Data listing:

--------------------------------------------------

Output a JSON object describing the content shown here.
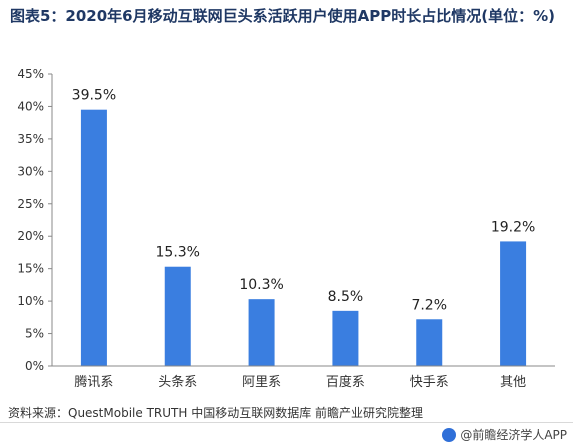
{
  "title": "图表5：2020年6月移动互联网巨头系活跃用户使用APP时长占比情况(单位：%)",
  "source": "资料来源：QuestMobile TRUTH 中国移动互联网数据库 前瞻产业研究院整理",
  "brand": "@前瞻经济学人APP",
  "brand_icon": "logo-icon",
  "colors": {
    "bar": "#3a7ee0",
    "axis": "#888888",
    "grid": "#e6e6e6"
  },
  "chart_data": {
    "type": "bar",
    "title": "",
    "xlabel": "",
    "ylabel": "",
    "categories": [
      "腾讯系",
      "头条系",
      "阿里系",
      "百度系",
      "快手系",
      "其他"
    ],
    "values": [
      39.5,
      15.3,
      10.3,
      8.5,
      7.2,
      19.2
    ],
    "value_labels": [
      "39.5%",
      "15.3%",
      "10.3%",
      "8.5%",
      "7.2%",
      "19.2%"
    ],
    "yticks": [
      0,
      5,
      10,
      15,
      20,
      25,
      30,
      35,
      40,
      45
    ],
    "ytick_labels": [
      "0%",
      "5%",
      "10%",
      "15%",
      "20%",
      "25%",
      "30%",
      "35%",
      "40%",
      "45%"
    ],
    "ylim": [
      0,
      45
    ],
    "grid": false,
    "legend": "none"
  }
}
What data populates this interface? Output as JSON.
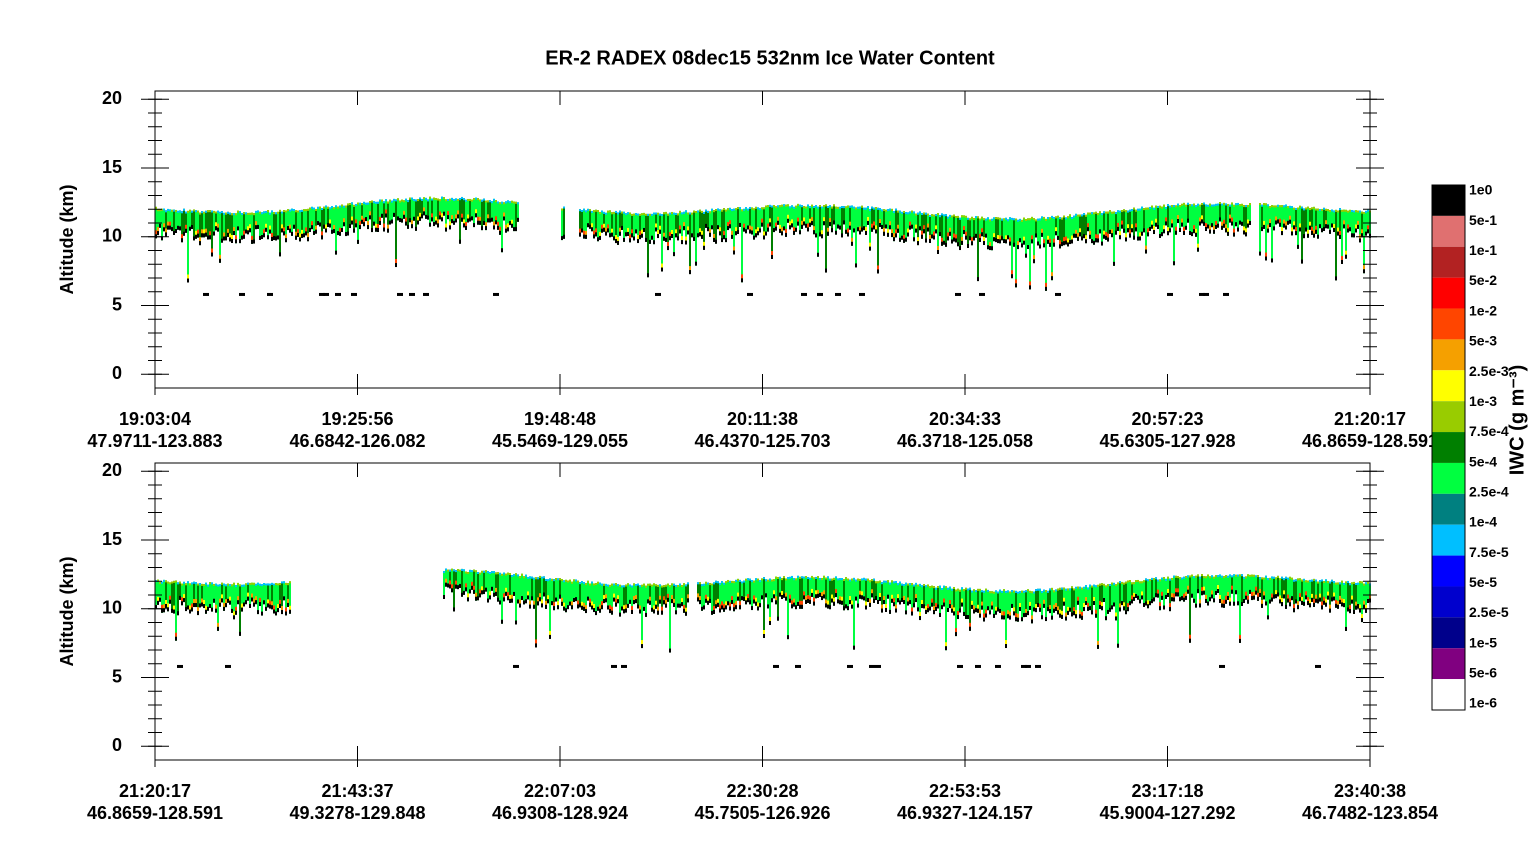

--------------------------------------------------

TASK BRIEF
Would you mind returning each entry above word for word, skipping the images?

RESULT
Output a JSON object describing the content shown here.
{
  "title": "图表5：2020年6月移动互联网巨头系活跃用户使用APP时长占比情况(单位：%)",
  "source": "资料来源：QuestMobile TRUTH 中国移动互联网数据库 前瞻产业研究院整理",
  "brand": "@前瞻经济学人APP",
  "brand_icon": "logo-icon",
  "colors": {
    "bar": "#3a7ee0",
    "axis": "#888888",
    "grid": "#e6e6e6"
  },
  "chart_data": {
    "type": "bar",
    "title": "",
    "xlabel": "",
    "ylabel": "",
    "categories": [
      "腾讯系",
      "头条系",
      "阿里系",
      "百度系",
      "快手系",
      "其他"
    ],
    "values": [
      39.5,
      15.3,
      10.3,
      8.5,
      7.2,
      19.2
    ],
    "value_labels": [
      "39.5%",
      "15.3%",
      "10.3%",
      "8.5%",
      "7.2%",
      "19.2%"
    ],
    "yticks": [
      0,
      5,
      10,
      15,
      20,
      25,
      30,
      35,
      40,
      45
    ],
    "ytick_labels": [
      "0%",
      "5%",
      "10%",
      "15%",
      "20%",
      "25%",
      "30%",
      "35%",
      "40%",
      "45%"
    ],
    "ylim": [
      0,
      45
    ],
    "grid": false,
    "legend": "none"
  }
}
What data populates this interface? Output as JSON.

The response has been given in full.